§ **Problem details**: Look through the data below. Show each line where the string "ngành" occurs.

===== Data for processing

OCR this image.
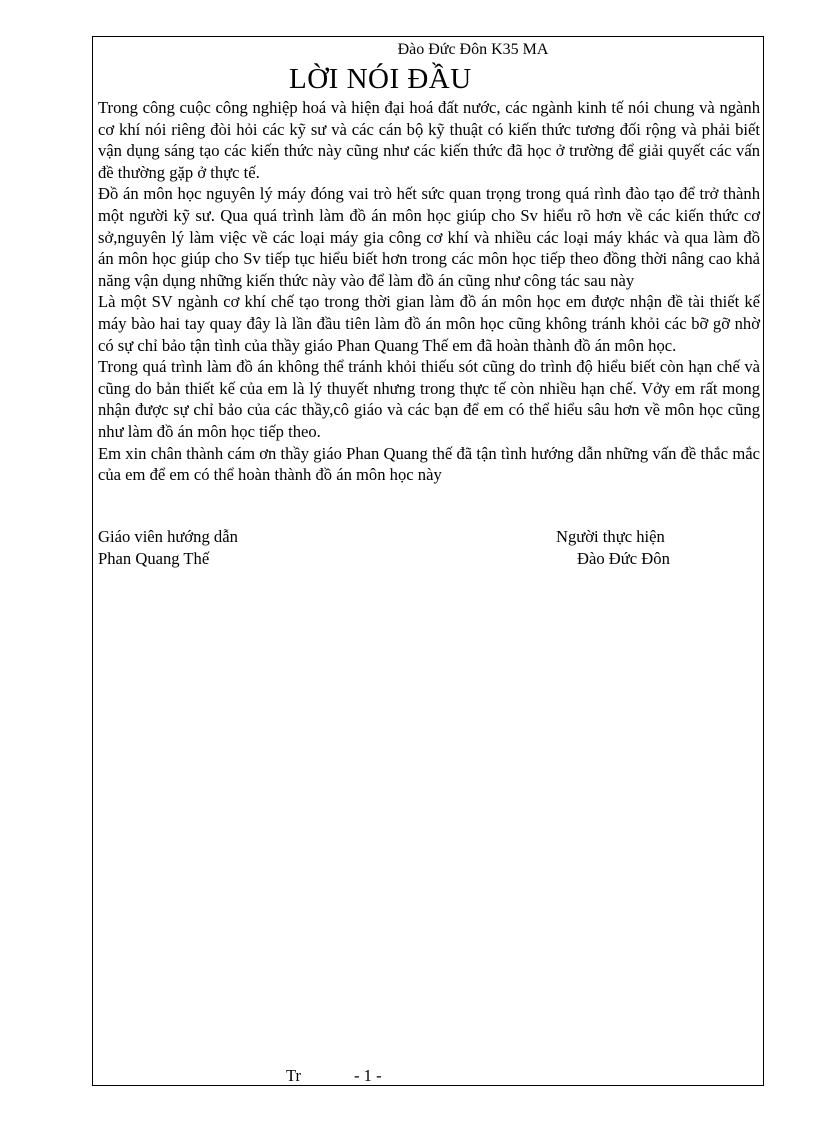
Đào Đức Đôn K35 MA
LỜI NÓI ĐẦU

Trong công cuộc công nghiệp hoá và hiện đại hoá đất nước, các ngành kinh tế nói chung và ngành cơ khí nói riêng đòi hỏi các kỹ sư và các cán bộ kỹ thuật có kiến thức tương đối rộng và phải biết vận dụng sáng tạo các kiến thức này cũng như các kiến thức đã học ở trường để giải quyết các vấn đề thường gặp ở thực tế.

Đồ án môn học nguyên lý máy đóng vai trò hết sức quan trọng trong quá rình đào tạo để trở thành một người kỹ sư. Qua quá trình làm đồ án môn học giúp cho Sv hiểu rõ hơn về các kiến thức cơ sở,nguyên lý làm việc về các loại máy gia công cơ khí và nhiều các loại máy khác và qua làm đồ án môn học giúp cho Sv tiếp tục hiểu biết hơn trong các môn học tiếp theo đồng thời nâng cao khả năng vận dụng những kiến thức này vào để làm đồ án cũng như công tác sau này

Là một SV ngành cơ khí chế tạo trong thời gian làm đồ án môn học em được nhận đề tài thiết kế máy bào hai tay quay đây là lần đầu tiên làm đồ án môn học cũng không tránh khỏi các bỡ gỡ nhờ có sự chỉ bảo tận tình của thầy giáo Phan Quang Thế em đã hoàn thành đồ án môn học.

Trong quá trình làm đồ án không thể tránh khỏi thiếu sót cũng do trình độ hiểu biết còn hạn chế và cũng do bản thiết kế của em là lý thuyết nhưng trong thực tế còn nhiều hạn chế. Vởy em rất mong nhận được sự chỉ bảo của các thầy,cô giáo và các bạn để em có thể hiểu sâu hơn về môn học cũng như làm đồ án môn học tiếp theo.

Em xin chân thành cám ơn thầy giáo Phan Quang thế đã tận tình hướng dẫn những vấn đề thắc mắc của em để em có thể hoàn thành đồ án môn học này

Giáo viên hướng dẫn	Người thực hiện
Phan Quang Thế	Đào Đức Đôn
Tr	- 1 -
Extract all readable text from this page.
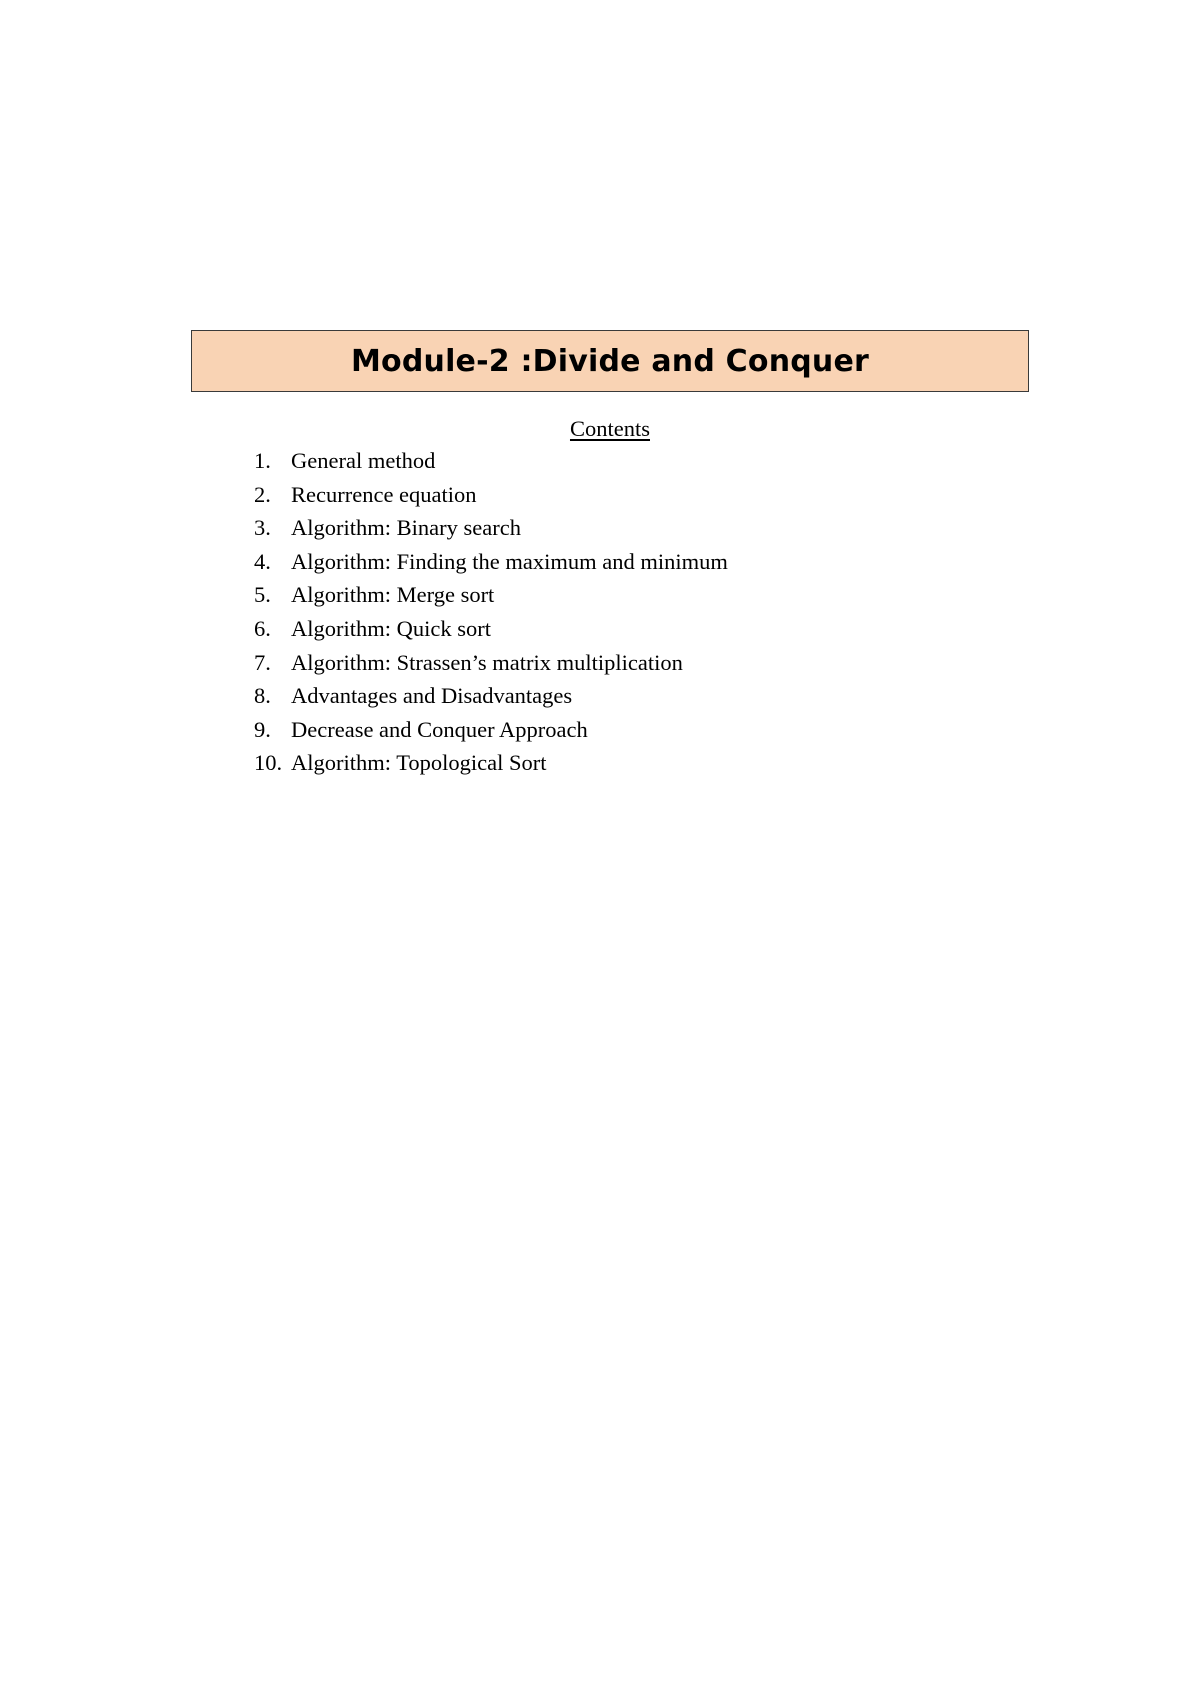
Module-2 :Divide and Conquer
Contents
1. General method
2. Recurrence equation
3. Algorithm: Binary search
4. Algorithm: Finding the maximum and minimum
5. Algorithm: Merge sort
6. Algorithm: Quick sort
7. Algorithm: Strassen’s matrix multiplication
8. Advantages and Disadvantages
9. Decrease and Conquer Approach
10. Algorithm: Topological Sort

==========

§ **Result below**:
Trong công cuộc công nghiệp hoá và hiện đại hoá đất nước, các ngành kinh tế nói chung và ngành cơ khí nói riêng đòi hỏi các kỹ sư và các cán bộ kỹ thuật có kiến thức tương đối rộng và phải biết vận dụng sáng tạo các kiến thức này cũng như các kiến thức đã học ở trường để giải quyết các vấn đề thường gặp ở thực tế.
Là một SV ngành cơ khí chế tạo trong thời gian làm đồ án môn học em được nhận đề tài thiết kế máy bào hai tay quay đây là lần đầu tiên làm đồ án môn học cũng không tránh khỏi các bỡ gỡ nhờ có sự chỉ bảo tận tình của thầy giáo Phan Quang Thế em đã hoàn thành đồ án môn học.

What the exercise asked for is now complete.